WHAT THE TASK REQUIRES:
Retype the records below word for word and omit any image.
■ ■ ■
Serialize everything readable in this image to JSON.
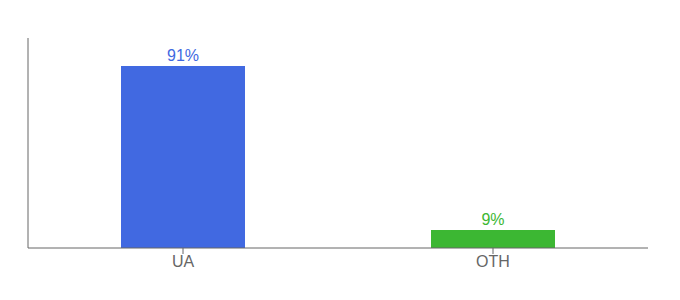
{
  "chart_data": {
    "type": "bar",
    "categories": [
      "UA",
      "OTH"
    ],
    "values": [
      91,
      9
    ],
    "value_labels": [
      "91%",
      "9%"
    ],
    "data_labels": true,
    "colors": [
      "#4169e1",
      "#3cb733"
    ],
    "ylim": [
      0,
      105
    ],
    "grid": false,
    "tick_labels": "x"
  }
}
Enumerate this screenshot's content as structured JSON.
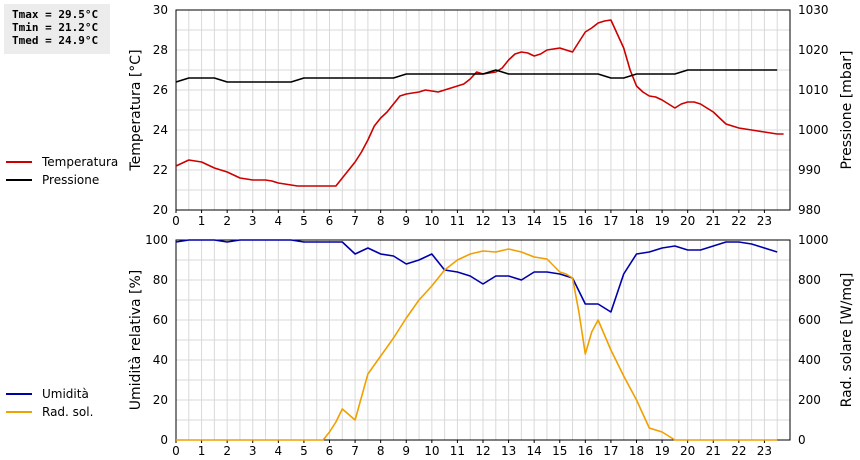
■ ■ ■
TASK OUTPUT:
Serialize everything readable in this image to JSON.
{
  "chart_data": {
    "type": "bar",
    "categories": [
      "UA",
      "OTH"
    ],
    "values": [
      91,
      9
    ],
    "value_labels": [
      "91%",
      "9%"
    ],
    "data_labels": true,
    "colors": [
      "#4169e1",
      "#3cb733"
    ],
    "ylim": [
      0,
      105
    ],
    "grid": false,
    "tick_labels": "x"
  }
}
Enumerate this screenshot's content as structured JSON.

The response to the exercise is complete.